[Written request] The records below hold pictures; please leave those out and retype the rest exactly.

[Data listing]
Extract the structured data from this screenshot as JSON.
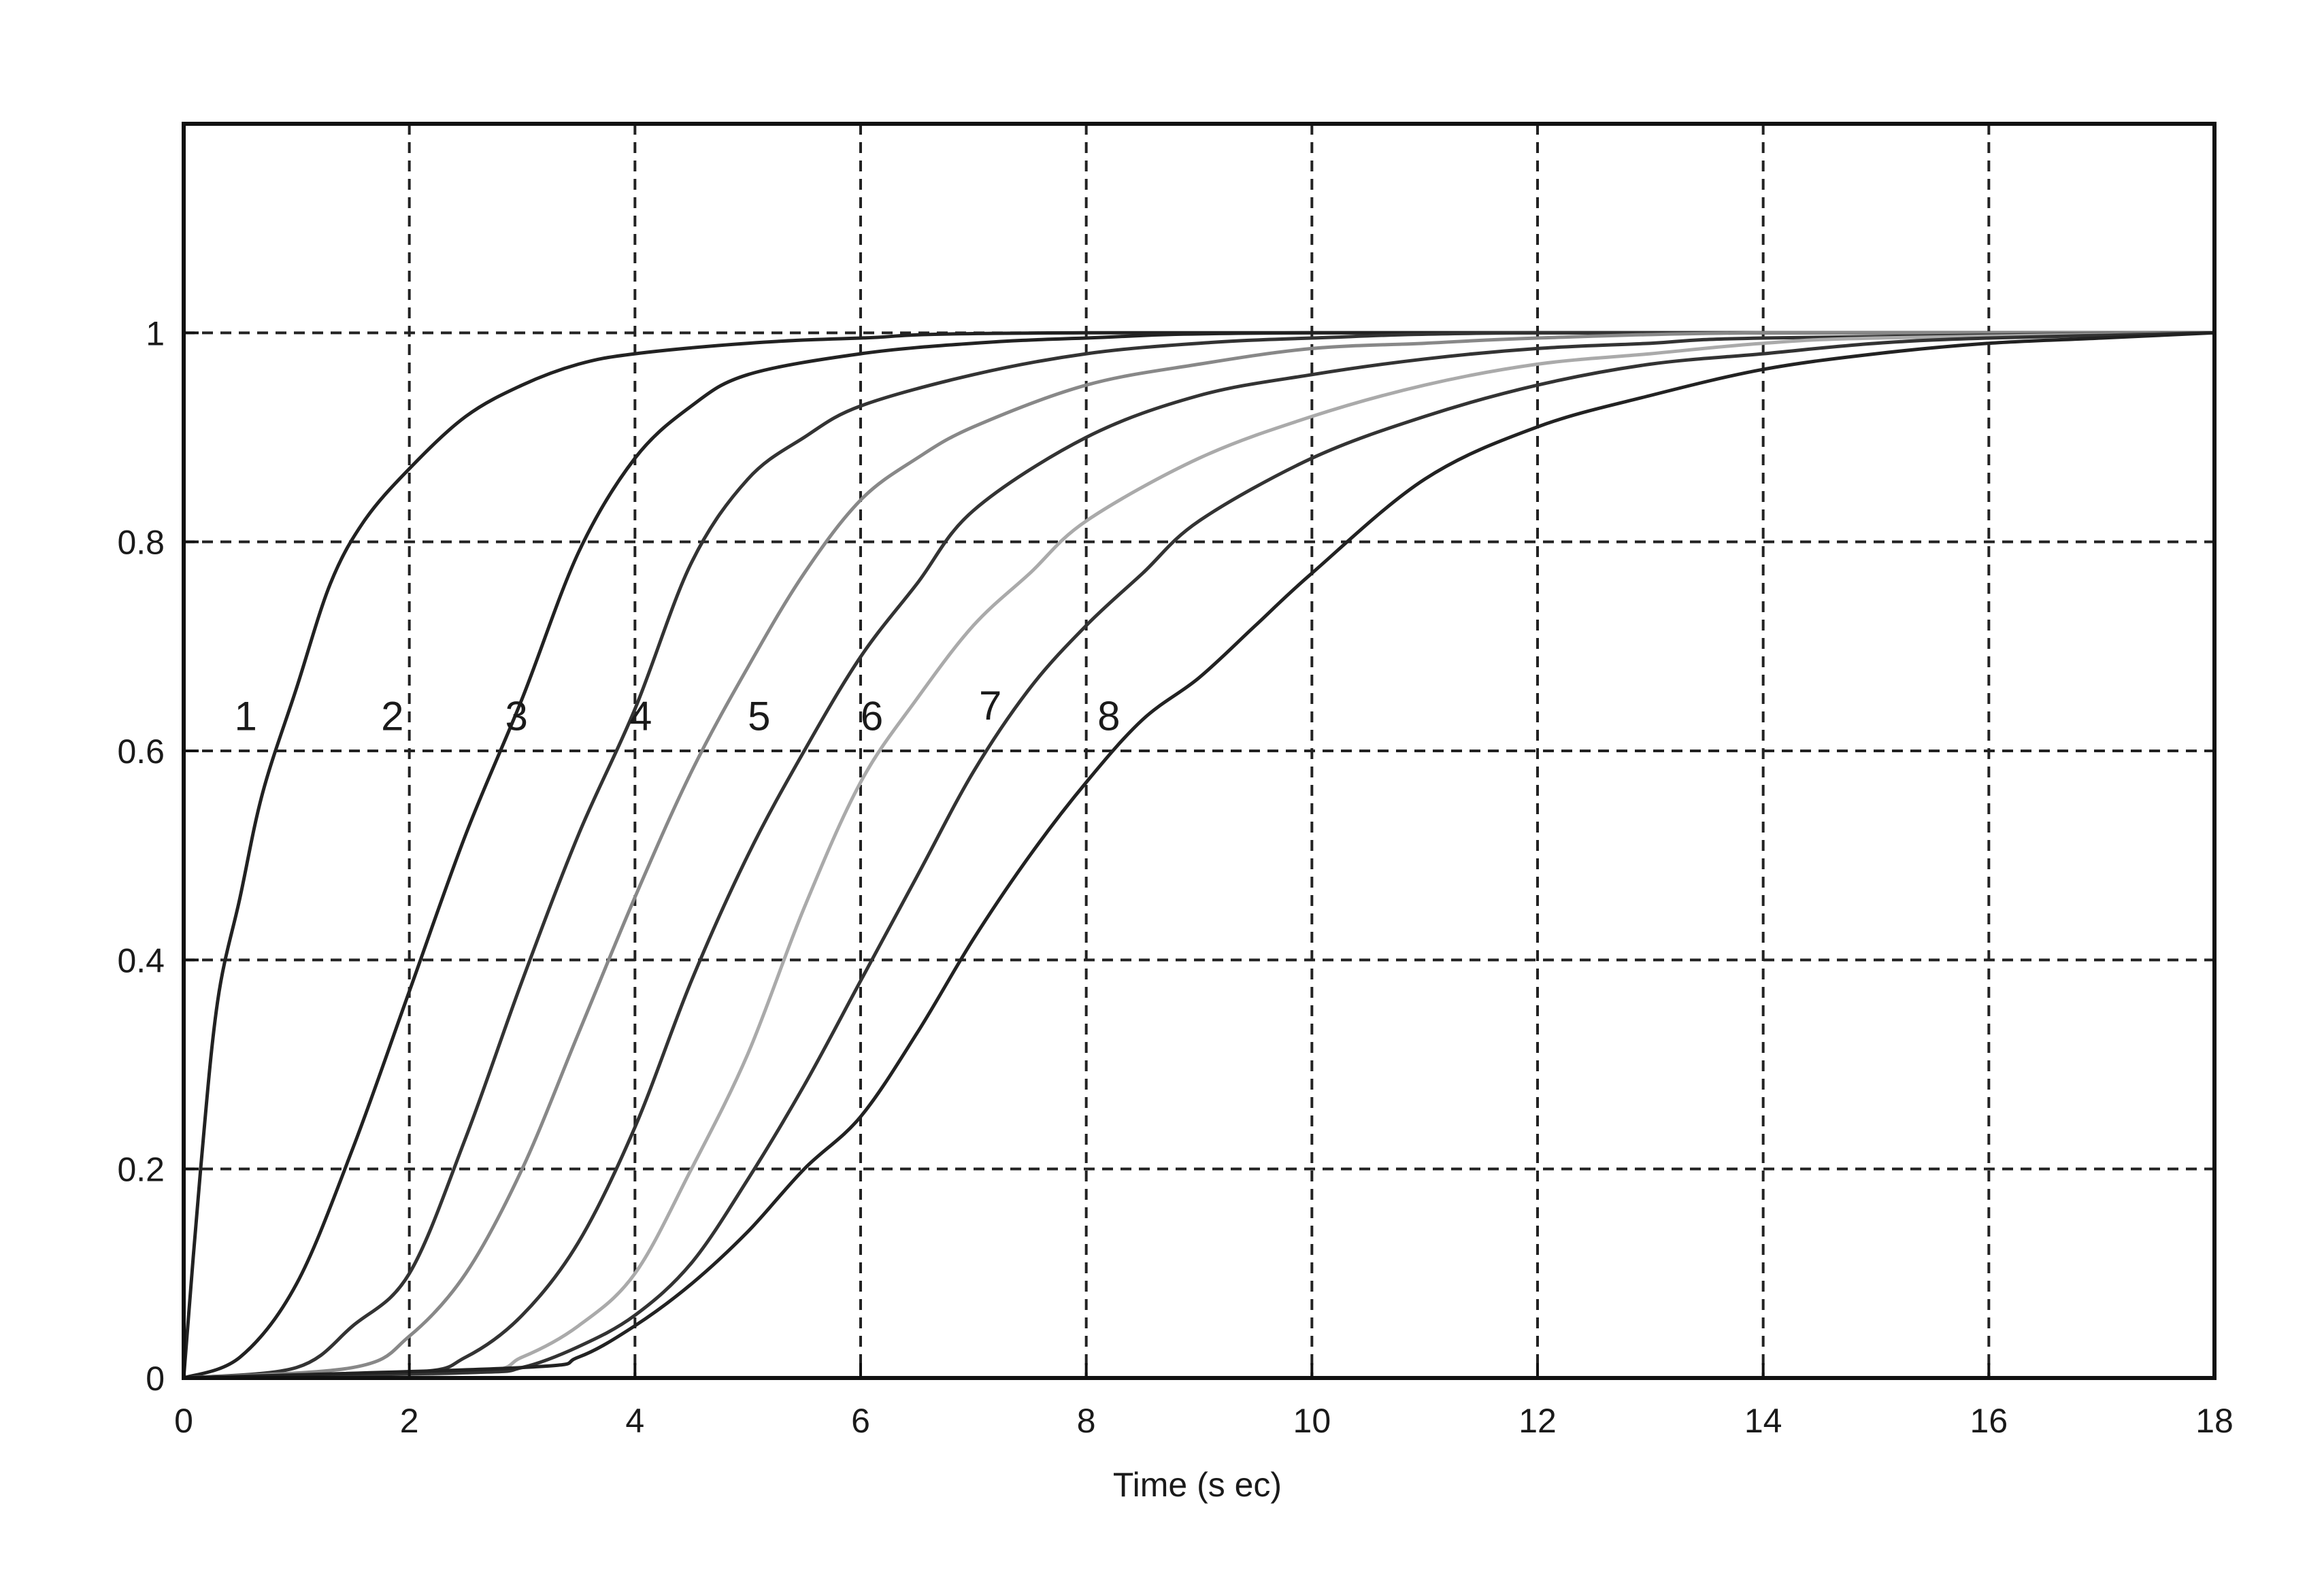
{
  "chart_data": {
    "type": "line",
    "title": "",
    "xlabel": "Time (s ec)",
    "ylabel": "",
    "xlim": [
      0,
      18
    ],
    "ylim": [
      0,
      1.2
    ],
    "grid": true,
    "x_ticks": [
      0,
      2,
      4,
      6,
      8,
      10,
      12,
      14,
      16,
      18
    ],
    "x_tick_labels": [
      "0",
      "2",
      "4",
      "6",
      "8",
      "10",
      "12",
      "14",
      "16",
      "18"
    ],
    "y_ticks": [
      0,
      0.2,
      0.4,
      0.6,
      0.8,
      1
    ],
    "y_tick_labels": [
      "0",
      "0.2",
      "0.4",
      "0.6",
      "0.8",
      "1"
    ],
    "series": [
      {
        "label": "1",
        "label_pos": [
          0.55,
          0.62
        ],
        "color": "#222222",
        "x": [
          0,
          0.15,
          0.3,
          0.5,
          0.7,
          1.0,
          1.3,
          1.6,
          2.0,
          2.5,
          3.0,
          3.5,
          4.0,
          5.0,
          6.0,
          8.0,
          18.0
        ],
        "y": [
          0,
          0.2,
          0.36,
          0.46,
          0.56,
          0.66,
          0.76,
          0.82,
          0.87,
          0.92,
          0.95,
          0.97,
          0.98,
          0.99,
          0.995,
          1.0,
          1.0
        ]
      },
      {
        "label": "2",
        "label_pos": [
          1.85,
          0.62
        ],
        "color": "#222222",
        "x": [
          0,
          0.5,
          1.0,
          1.5,
          2.0,
          2.5,
          3.0,
          3.5,
          4.0,
          4.5,
          5.0,
          6.0,
          7.0,
          8.0,
          10.0,
          18.0
        ],
        "y": [
          0,
          0.02,
          0.09,
          0.22,
          0.37,
          0.52,
          0.65,
          0.79,
          0.88,
          0.93,
          0.96,
          0.98,
          0.99,
          0.995,
          1.0,
          1.0
        ]
      },
      {
        "label": "3",
        "label_pos": [
          2.95,
          0.62
        ],
        "color": "#333333",
        "x": [
          0,
          1.0,
          1.5,
          2.0,
          2.5,
          3.0,
          3.5,
          4.0,
          4.5,
          5.0,
          5.5,
          6.0,
          7.0,
          8.0,
          9.0,
          10.0,
          12.0,
          18.0
        ],
        "y": [
          0,
          0.01,
          0.05,
          0.1,
          0.23,
          0.38,
          0.52,
          0.64,
          0.78,
          0.86,
          0.9,
          0.93,
          0.96,
          0.98,
          0.99,
          0.995,
          1.0,
          1.0
        ]
      },
      {
        "label": "4",
        "label_pos": [
          4.05,
          0.62
        ],
        "color": "#888888",
        "x": [
          0,
          1.5,
          2.0,
          2.5,
          3.0,
          3.5,
          4.0,
          4.5,
          5.0,
          5.5,
          6.0,
          6.5,
          7.0,
          8.0,
          9.0,
          10.0,
          11.0,
          12.0,
          14.0,
          18.0
        ],
        "y": [
          0,
          0.01,
          0.04,
          0.1,
          0.2,
          0.33,
          0.46,
          0.58,
          0.68,
          0.77,
          0.84,
          0.88,
          0.91,
          0.95,
          0.97,
          0.985,
          0.99,
          0.995,
          1.0,
          1.0
        ]
      },
      {
        "label": "5",
        "label_pos": [
          5.1,
          0.62
        ],
        "color": "#333333",
        "x": [
          0,
          2.0,
          2.5,
          3.0,
          3.5,
          4.0,
          4.5,
          5.0,
          5.5,
          6.0,
          6.5,
          7.0,
          8.0,
          9.0,
          10.0,
          11.0,
          12.0,
          13.0,
          14.0,
          18.0
        ],
        "y": [
          0,
          0.005,
          0.02,
          0.06,
          0.13,
          0.24,
          0.38,
          0.5,
          0.6,
          0.69,
          0.76,
          0.83,
          0.9,
          0.94,
          0.96,
          0.975,
          0.985,
          0.99,
          0.995,
          1.0
        ]
      },
      {
        "label": "6",
        "label_pos": [
          6.1,
          0.62
        ],
        "color": "#aaaaaa",
        "x": [
          0,
          2.5,
          3.0,
          3.5,
          4.0,
          4.5,
          5.0,
          5.5,
          6.0,
          6.5,
          7.0,
          7.5,
          8.0,
          9.0,
          10.0,
          11.0,
          12.0,
          13.0,
          14.0,
          15.0,
          18.0
        ],
        "y": [
          0,
          0.005,
          0.02,
          0.05,
          0.1,
          0.2,
          0.31,
          0.45,
          0.57,
          0.65,
          0.72,
          0.77,
          0.82,
          0.88,
          0.92,
          0.95,
          0.97,
          0.98,
          0.99,
          0.995,
          1.0
        ]
      },
      {
        "label": "7",
        "label_pos": [
          7.15,
          0.63
        ],
        "color": "#333333",
        "x": [
          0,
          2.5,
          3.0,
          3.5,
          4.0,
          4.5,
          5.0,
          5.5,
          6.0,
          6.5,
          7.0,
          7.5,
          8.0,
          8.5,
          9.0,
          10.0,
          11.0,
          12.0,
          13.0,
          14.0,
          15.0,
          16.0,
          18.0
        ],
        "y": [
          0,
          0.005,
          0.01,
          0.03,
          0.06,
          0.11,
          0.19,
          0.28,
          0.38,
          0.48,
          0.58,
          0.66,
          0.72,
          0.77,
          0.82,
          0.88,
          0.92,
          0.95,
          0.97,
          0.98,
          0.99,
          0.995,
          1.0
        ]
      },
      {
        "label": "8",
        "label_pos": [
          8.2,
          0.62
        ],
        "color": "#222222",
        "x": [
          0,
          3.0,
          3.5,
          4.0,
          4.5,
          5.0,
          5.5,
          6.0,
          6.5,
          7.0,
          7.5,
          8.0,
          8.5,
          9.0,
          9.5,
          10.0,
          11.0,
          12.0,
          13.0,
          14.0,
          15.0,
          16.0,
          17.0,
          18.0
        ],
        "y": [
          0,
          0.01,
          0.02,
          0.05,
          0.09,
          0.14,
          0.2,
          0.25,
          0.33,
          0.42,
          0.5,
          0.57,
          0.63,
          0.67,
          0.72,
          0.77,
          0.86,
          0.91,
          0.94,
          0.965,
          0.98,
          0.99,
          0.995,
          1.0
        ]
      }
    ]
  }
}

[Worked answer]
Extract the structured data from this screenshot as JSON.
{
  "chart_data": {
    "type": "line",
    "title": "",
    "xlabel": "Time (s ec)",
    "ylabel": "",
    "xlim": [
      0,
      18
    ],
    "ylim": [
      0,
      1.2
    ],
    "grid": true,
    "x_ticks": [
      0,
      2,
      4,
      6,
      8,
      10,
      12,
      14,
      16,
      18
    ],
    "x_tick_labels": [
      "0",
      "2",
      "4",
      "6",
      "8",
      "10",
      "12",
      "14",
      "16",
      "18"
    ],
    "y_ticks": [
      0,
      0.2,
      0.4,
      0.6,
      0.8,
      1
    ],
    "y_tick_labels": [
      "0",
      "0.2",
      "0.4",
      "0.6",
      "0.8",
      "1"
    ],
    "series": [
      {
        "label": "1",
        "label_pos": [
          0.55,
          0.62
        ],
        "color": "#222222",
        "x": [
          0,
          0.15,
          0.3,
          0.5,
          0.7,
          1.0,
          1.3,
          1.6,
          2.0,
          2.5,
          3.0,
          3.5,
          4.0,
          5.0,
          6.0,
          8.0,
          18.0
        ],
        "y": [
          0,
          0.2,
          0.36,
          0.46,
          0.56,
          0.66,
          0.76,
          0.82,
          0.87,
          0.92,
          0.95,
          0.97,
          0.98,
          0.99,
          0.995,
          1.0,
          1.0
        ]
      },
      {
        "label": "2",
        "label_pos": [
          1.85,
          0.62
        ],
        "color": "#222222",
        "x": [
          0,
          0.5,
          1.0,
          1.5,
          2.0,
          2.5,
          3.0,
          3.5,
          4.0,
          4.5,
          5.0,
          6.0,
          7.0,
          8.0,
          10.0,
          18.0
        ],
        "y": [
          0,
          0.02,
          0.09,
          0.22,
          0.37,
          0.52,
          0.65,
          0.79,
          0.88,
          0.93,
          0.96,
          0.98,
          0.99,
          0.995,
          1.0,
          1.0
        ]
      },
      {
        "label": "3",
        "label_pos": [
          2.95,
          0.62
        ],
        "color": "#333333",
        "x": [
          0,
          1.0,
          1.5,
          2.0,
          2.5,
          3.0,
          3.5,
          4.0,
          4.5,
          5.0,
          5.5,
          6.0,
          7.0,
          8.0,
          9.0,
          10.0,
          12.0,
          18.0
        ],
        "y": [
          0,
          0.01,
          0.05,
          0.1,
          0.23,
          0.38,
          0.52,
          0.64,
          0.78,
          0.86,
          0.9,
          0.93,
          0.96,
          0.98,
          0.99,
          0.995,
          1.0,
          1.0
        ]
      },
      {
        "label": "4",
        "label_pos": [
          4.05,
          0.62
        ],
        "color": "#888888",
        "x": [
          0,
          1.5,
          2.0,
          2.5,
          3.0,
          3.5,
          4.0,
          4.5,
          5.0,
          5.5,
          6.0,
          6.5,
          7.0,
          8.0,
          9.0,
          10.0,
          11.0,
          12.0,
          14.0,
          18.0
        ],
        "y": [
          0,
          0.01,
          0.04,
          0.1,
          0.2,
          0.33,
          0.46,
          0.58,
          0.68,
          0.77,
          0.84,
          0.88,
          0.91,
          0.95,
          0.97,
          0.985,
          0.99,
          0.995,
          1.0,
          1.0
        ]
      },
      {
        "label": "5",
        "label_pos": [
          5.1,
          0.62
        ],
        "color": "#333333",
        "x": [
          0,
          2.0,
          2.5,
          3.0,
          3.5,
          4.0,
          4.5,
          5.0,
          5.5,
          6.0,
          6.5,
          7.0,
          8.0,
          9.0,
          10.0,
          11.0,
          12.0,
          13.0,
          14.0,
          18.0
        ],
        "y": [
          0,
          0.005,
          0.02,
          0.06,
          0.13,
          0.24,
          0.38,
          0.5,
          0.6,
          0.69,
          0.76,
          0.83,
          0.9,
          0.94,
          0.96,
          0.975,
          0.985,
          0.99,
          0.995,
          1.0
        ]
      },
      {
        "label": "6",
        "label_pos": [
          6.1,
          0.62
        ],
        "color": "#aaaaaa",
        "x": [
          0,
          2.5,
          3.0,
          3.5,
          4.0,
          4.5,
          5.0,
          5.5,
          6.0,
          6.5,
          7.0,
          7.5,
          8.0,
          9.0,
          10.0,
          11.0,
          12.0,
          13.0,
          14.0,
          15.0,
          18.0
        ],
        "y": [
          0,
          0.005,
          0.02,
          0.05,
          0.1,
          0.2,
          0.31,
          0.45,
          0.57,
          0.65,
          0.72,
          0.77,
          0.82,
          0.88,
          0.92,
          0.95,
          0.97,
          0.98,
          0.99,
          0.995,
          1.0
        ]
      },
      {
        "label": "7",
        "label_pos": [
          7.15,
          0.63
        ],
        "color": "#333333",
        "x": [
          0,
          2.5,
          3.0,
          3.5,
          4.0,
          4.5,
          5.0,
          5.5,
          6.0,
          6.5,
          7.0,
          7.5,
          8.0,
          8.5,
          9.0,
          10.0,
          11.0,
          12.0,
          13.0,
          14.0,
          15.0,
          16.0,
          18.0
        ],
        "y": [
          0,
          0.005,
          0.01,
          0.03,
          0.06,
          0.11,
          0.19,
          0.28,
          0.38,
          0.48,
          0.58,
          0.66,
          0.72,
          0.77,
          0.82,
          0.88,
          0.92,
          0.95,
          0.97,
          0.98,
          0.99,
          0.995,
          1.0
        ]
      },
      {
        "label": "8",
        "label_pos": [
          8.2,
          0.62
        ],
        "color": "#222222",
        "x": [
          0,
          3.0,
          3.5,
          4.0,
          4.5,
          5.0,
          5.5,
          6.0,
          6.5,
          7.0,
          7.5,
          8.0,
          8.5,
          9.0,
          9.5,
          10.0,
          11.0,
          12.0,
          13.0,
          14.0,
          15.0,
          16.0,
          17.0,
          18.0
        ],
        "y": [
          0,
          0.01,
          0.02,
          0.05,
          0.09,
          0.14,
          0.2,
          0.25,
          0.33,
          0.42,
          0.5,
          0.57,
          0.63,
          0.67,
          0.72,
          0.77,
          0.86,
          0.91,
          0.94,
          0.965,
          0.98,
          0.99,
          0.995,
          1.0
        ]
      }
    ]
  }
}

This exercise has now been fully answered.